■ **RECORDS SUPPLIED**
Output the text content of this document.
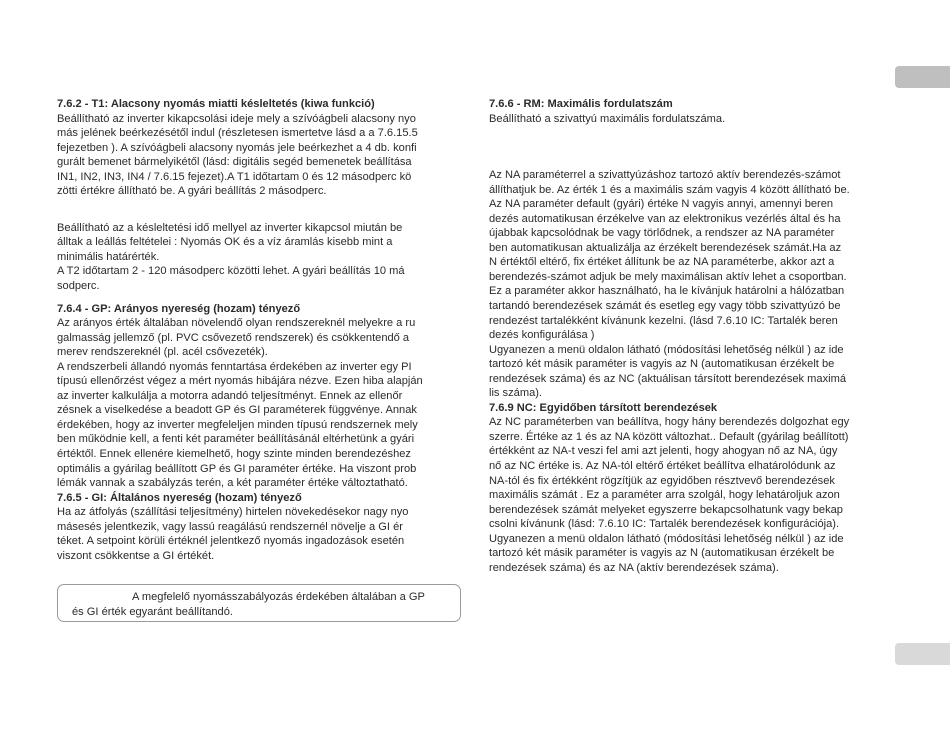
7.6.2 - T1: Alacsony nyomás miatti késleltetés (kiwa funkció)

Beállítható az inverter kikapcsolási ideje mely a szívóágbeli alacsony nyo

más jelének beérkezésétől indul (részletesen ismertetve lásd a a 7.6.15.5

fejezetben ). A szívóágbeli alacsony nyomás jele beérkezhet a 4 db. konfi

gurált bemenet bármelyikétől (lásd: digitális segéd bemenetek beállítása

IN1, IN2, IN3, IN4 / 7.6.15 fejezet).A T1 időtartam 0 és 12 másodperc kö

zötti értékre állítható be. A gyári beállítás 2 másodperc.

Beállítható az a késleltetési idő mellyel az inverter kikapcsol miután be

álltak a leállás feltételei : Nyomás OK és a víz áramlás kisebb mint a

minimális határérték.

A T2 időtartam 2 - 120 másodperc közötti lehet. A gyári beállítás 10 má

sodperc.

7.6.4 - GP: Arányos nyereség (hozam) tényező

Az arányos érték általában növelendő olyan rendszereknél melyekre a ru

galmasság jellemző (pl. PVC csővezető rendszerek) és csökkentendő a

merev rendszereknél (pl. acél csővezeték).

A rendszerbeli állandó nyomás fenntartása érdekében az inverter egy PI

típusú ellenőrzést végez a mért nyomás hibájára nézve. Ezen hiba alapján

az inverter kalkulálja a motorra adandó teljesítményt. Ennek az ellenőr

zésnek a viselkedése a beadott GP és GI paraméterek függvénye. Annak

érdekében, hogy az inverter megfeleljen minden típusú rendszernek mely

ben működnie kell, a fenti két paraméter beállításánál eltérhetünk a gyári

értéktől. Ennek ellenére kiemelhető, hogy szinte minden berendezéshez

optimális a gyárilag beállított GP és GI paraméter értéke. Ha viszont prob

lémák vannak a szabályzás terén, a két paraméter értéke változtatható.

7.6.5 - GI: Általános nyereség (hozam) tényező

Ha az átfolyás (szállítási teljesítmény) hirtelen növekedésekor nagy nyo

másesés jelentkezik, vagy lassú reagálású rendszernél növelje a GI ér

téket. A setpoint körüli értéknél jelentkező nyomás ingadozások esetén

viszont csökkentse a GI értékét.

A megfelelő nyomásszabályozás érdekében általában a GP
és GI érték egyaránt beállítandó.

7.6.6 - RM: Maximális fordulatszám

Beállítható a szivattyú maximális fordulatszáma.

Az NA paraméterrel a szivattyúzáshoz tartozó aktív berendezés-számot

állíthatjuk be. Az érték 1 és a maximális szám vagyis 4 között állítható be.

Az NA paraméter default (gyári) értéke N vagyis annyi, amennyi beren

dezés automatikusan érzékelve van az elektronikus vezérlés által és ha

újabbak kapcsolódnak be vagy törlődnek, a rendszer az NA paraméter

ben automatikusan aktualizálja az érzékelt berendezések számát.Ha az

N értéktől eltérő, fix értéket állítunk be az NA paraméterbe, akkor azt a

berendezés-számot adjuk be mely maximálisan aktív lehet a csoportban.

Ez a paraméter akkor használható, ha le kívánjuk határolni a hálózatban

tartandó berendezések számát és esetleg egy vagy több szivattyúzó be

rendezést tartalékként kívánunk kezelni. (lásd 7.6.10 IC: Tartalék beren

dezés konfigurálása )

Ugyanezen a menü oldalon látható (módosítási lehetőség nélkül ) az ide

tartozó két másik paraméter is vagyis az N (automatikusan érzékelt be

rendezések száma) és az NC (aktuálisan társított berendezések maximá

lis száma).

7.6.9 NC: Egyidőben társított berendezések

Az NC paraméterben van beállítva, hogy hány berendezés dolgozhat egy

szerre. Értéke az 1 és az NA között változhat.. Default (gyárilag beállított)

értékként az NA-t veszi fel ami azt jelenti, hogy ahogyan nő az NA, úgy

nő az NC értéke is. Az NA-tól eltérő értéket beállítva elhatárolódunk az

NA-tól és fix értékként rögzítjük az egyidőben résztvevő berendezések

maximális számát . Ez a paraméter arra szolgál, hogy lehatároljuk azon

berendezések számát melyeket egyszerre bekapcsolhatunk vagy bekap

csolni kívánunk (lásd: 7.6.10 IC: Tartalék berendezések konfigurációja).

Ugyanezen a menü oldalon látható (módosítási lehetőség nélkül ) az ide

tartozó két másik paraméter is vagyis az N (automatikusan érzékelt be

rendezések száma) és az NA (aktív berendezések száma).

■ **AIM**
Reproduce the whole listing exactly, but not the images in it.

■ **REPLY**
Output the text content of this document.
7.6.2 - T1: Alacsony nyomás miatti késleltetés (kiwa funkció)

Beállítható az inverter kikapcsolási ideje mely a szívóágbeli alacsony nyo

más jelének beérkezésétől indul (részletesen ismertetve lásd a a 7.6.15.5

fejezetben ). A szívóágbeli alacsony nyomás jele beérkezhet a 4 db. konfi

gurált bemenet bármelyikétől (lásd: digitális segéd bemenetek beállítása

IN1, IN2, IN3, IN4 / 7.6.15 fejezet).A T1 időtartam 0 és 12 másodperc kö

zötti értékre állítható be. A gyári beállítás 2 másodperc.

Beállítható az a késleltetési idő mellyel az inverter kikapcsol miután be

álltak a leállás feltételei : Nyomás OK és a víz áramlás kisebb mint a

minimális határérték.

A T2 időtartam 2 - 120 másodperc közötti lehet. A gyári beállítás 10 má

sodperc.

7.6.4 - GP: Arányos nyereség (hozam) tényező

Az arányos érték általában növelendő olyan rendszereknél melyekre a ru

galmasság jellemző (pl. PVC csővezető rendszerek) és csökkentendő a

merev rendszereknél (pl. acél csővezeték).

A rendszerbeli állandó nyomás fenntartása érdekében az inverter egy PI

típusú ellenőrzést végez a mért nyomás hibájára nézve. Ezen hiba alapján

az inverter kalkulálja a motorra adandó teljesítményt. Ennek az ellenőr

zésnek a viselkedése a beadott GP és GI paraméterek függvénye. Annak

érdekében, hogy az inverter megfeleljen minden típusú rendszernek mely

ben működnie kell, a fenti két paraméter beállításánál eltérhetünk a gyári

értéktől. Ennek ellenére kiemelhető, hogy szinte minden berendezéshez

optimális a gyárilag beállított GP és GI paraméter értéke. Ha viszont prob

lémák vannak a szabályzás terén, a két paraméter értéke változtatható.

7.6.5 - GI: Általános nyereség (hozam) tényező

Ha az átfolyás (szállítási teljesítmény) hirtelen növekedésekor nagy nyo

másesés jelentkezik, vagy lassú reagálású rendszernél növelje a GI ér

téket. A setpoint körüli értéknél jelentkező nyomás ingadozások esetén

viszont csökkentse a GI értékét.

A megfelelő nyomásszabályozás érdekében általában a GP
és GI érték egyaránt beállítandó.

7.6.6 - RM: Maximális fordulatszám

Beállítható a szivattyú maximális fordulatszáma.

Az NA paraméterrel a szivattyúzáshoz tartozó aktív berendezés-számot

állíthatjuk be. Az érték 1 és a maximális szám vagyis 4 között állítható be.

Az NA paraméter default (gyári) értéke N vagyis annyi, amennyi beren

dezés automatikusan érzékelve van az elektronikus vezérlés által és ha

újabbak kapcsolódnak be vagy törlődnek, a rendszer az NA paraméter

ben automatikusan aktualizálja az érzékelt berendezések számát.Ha az

N értéktől eltérő, fix értéket állítunk be az NA paraméterbe, akkor azt a

berendezés-számot adjuk be mely maximálisan aktív lehet a csoportban.

Ez a paraméter akkor használható, ha le kívánjuk határolni a hálózatban

tartandó berendezések számát és esetleg egy vagy több szivattyúzó be

rendezést tartalékként kívánunk kezelni. (lásd 7.6.10 IC: Tartalék beren

dezés konfigurálása )

Ugyanezen a menü oldalon látható (módosítási lehetőség nélkül ) az ide

tartozó két másik paraméter is vagyis az N (automatikusan érzékelt be

rendezések száma) és az NC (aktuálisan társított berendezések maximá

lis száma).

7.6.9 NC: Egyidőben társított berendezések

Az NC paraméterben van beállítva, hogy hány berendezés dolgozhat egy

szerre. Értéke az 1 és az NA között változhat.. Default (gyárilag beállított)

értékként az NA-t veszi fel ami azt jelenti, hogy ahogyan nő az NA, úgy

nő az NC értéke is. Az NA-tól eltérő értéket beállítva elhatárolódunk az

NA-tól és fix értékként rögzítjük az egyidőben résztvevő berendezések

maximális számát . Ez a paraméter arra szolgál, hogy lehatároljuk azon

berendezések számát melyeket egyszerre bekapcsolhatunk vagy bekap

csolni kívánunk (lásd: 7.6.10 IC: Tartalék berendezések konfigurációja).

Ugyanezen a menü oldalon látható (módosítási lehetőség nélkül ) az ide

tartozó két másik paraméter is vagyis az N (automatikusan érzékelt be

rendezések száma) és az NA (aktív berendezések száma).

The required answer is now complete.